#### [Instructions for the task]
Retype each record exactly, please. Skip none.

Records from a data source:
══════════════════════════════
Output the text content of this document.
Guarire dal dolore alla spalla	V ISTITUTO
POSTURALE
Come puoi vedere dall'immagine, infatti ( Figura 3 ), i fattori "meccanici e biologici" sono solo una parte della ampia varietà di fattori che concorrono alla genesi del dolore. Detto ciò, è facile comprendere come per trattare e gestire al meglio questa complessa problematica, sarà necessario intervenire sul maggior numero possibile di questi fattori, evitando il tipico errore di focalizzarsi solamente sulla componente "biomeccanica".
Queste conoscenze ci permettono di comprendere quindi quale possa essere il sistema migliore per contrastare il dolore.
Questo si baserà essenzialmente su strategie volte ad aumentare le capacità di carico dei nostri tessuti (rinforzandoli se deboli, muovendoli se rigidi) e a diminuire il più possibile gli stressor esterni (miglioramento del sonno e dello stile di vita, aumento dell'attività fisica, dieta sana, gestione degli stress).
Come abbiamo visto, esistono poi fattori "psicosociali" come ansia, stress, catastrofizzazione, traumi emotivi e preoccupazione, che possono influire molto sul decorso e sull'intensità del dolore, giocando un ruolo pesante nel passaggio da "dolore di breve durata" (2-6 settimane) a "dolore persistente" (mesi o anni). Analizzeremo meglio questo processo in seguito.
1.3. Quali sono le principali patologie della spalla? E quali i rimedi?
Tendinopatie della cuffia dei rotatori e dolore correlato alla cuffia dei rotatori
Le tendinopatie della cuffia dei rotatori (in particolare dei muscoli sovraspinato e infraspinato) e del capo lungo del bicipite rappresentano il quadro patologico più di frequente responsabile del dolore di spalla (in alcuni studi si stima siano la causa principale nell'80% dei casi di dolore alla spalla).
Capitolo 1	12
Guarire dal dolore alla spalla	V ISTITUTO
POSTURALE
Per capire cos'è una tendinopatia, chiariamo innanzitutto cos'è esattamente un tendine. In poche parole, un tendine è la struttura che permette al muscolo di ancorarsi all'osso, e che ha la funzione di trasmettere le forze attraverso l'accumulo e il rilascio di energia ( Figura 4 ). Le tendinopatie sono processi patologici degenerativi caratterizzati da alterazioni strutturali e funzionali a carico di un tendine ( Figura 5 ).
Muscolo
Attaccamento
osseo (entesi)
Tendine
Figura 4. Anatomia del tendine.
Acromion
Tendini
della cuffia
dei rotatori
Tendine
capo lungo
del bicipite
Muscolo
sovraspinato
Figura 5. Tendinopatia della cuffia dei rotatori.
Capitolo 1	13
══════════════════════════════
#### [Output]
Output the text content of this document.
Guarire dal dolore alla spalla	V ISTITUTO
POSTURALE
Come puoi vedere dall'immagine, infatti ( Figura 3 ), i fattori "meccanici e biologici" sono solo una parte della ampia varietà di fattori che concorrono alla genesi del dolore. Detto ciò, è facile comprendere come per trattare e gestire al meglio questa complessa problematica, sarà necessario intervenire sul maggior numero possibile di questi fattori, evitando il tipico errore di focalizzarsi solamente sulla componente "biomeccanica".
Queste conoscenze ci permettono di comprendere quindi quale possa essere il sistema migliore per contrastare il dolore.
Questo si baserà essenzialmente su strategie volte ad aumentare le capacità di carico dei nostri tessuti (rinforzandoli se deboli, muovendoli se rigidi) e a diminuire il più possibile gli stressor esterni (miglioramento del sonno e dello stile di vita, aumento dell'attività fisica, dieta sana, gestione degli stress).
Come abbiamo visto, esistono poi fattori "psicosociali" come ansia, stress, catastrofizzazione, traumi emotivi e preoccupazione, che possono influire molto sul decorso e sull'intensità del dolore, giocando un ruolo pesante nel passaggio da "dolore di breve durata" (2-6 settimane) a "dolore persistente" (mesi o anni). Analizzeremo meglio questo processo in seguito.
1.3. Quali sono le principali patologie della spalla? E quali i rimedi?
Tendinopatie della cuffia dei rotatori e dolore correlato alla cuffia dei rotatori
Le tendinopatie della cuffia dei rotatori (in particolare dei muscoli sovraspinato e infraspinato) e del capo lungo del bicipite rappresentano il quadro patologico più di frequente responsabile del dolore di spalla (in alcuni studi si stima siano la causa principale nell'80% dei casi di dolore alla spalla).
Capitolo 1	12
Guarire dal dolore alla spalla	V ISTITUTO
POSTURALE
Per capire cos'è una tendinopatia, chiariamo innanzitutto cos'è esattamente un tendine. In poche parole, un tendine è la struttura che permette al muscolo di ancorarsi all'osso, e che ha la funzione di trasmettere le forze attraverso l'accumulo e il rilascio di energia ( Figura 4 ). Le tendinopatie sono processi patologici degenerativi caratterizzati da alterazioni strutturali e funzionali a carico di un tendine ( Figura 5 ).
Muscolo
Attaccamento
osseo (entesi)
Tendine
Figura 4. Anatomia del tendine.
Acromion
Tendini
della cuffia
dei rotatori
Tendine
capo lungo
del bicipite
Muscolo
sovraspinato
Figura 5. Tendinopatia della cuffia dei rotatori.
Capitolo 1	13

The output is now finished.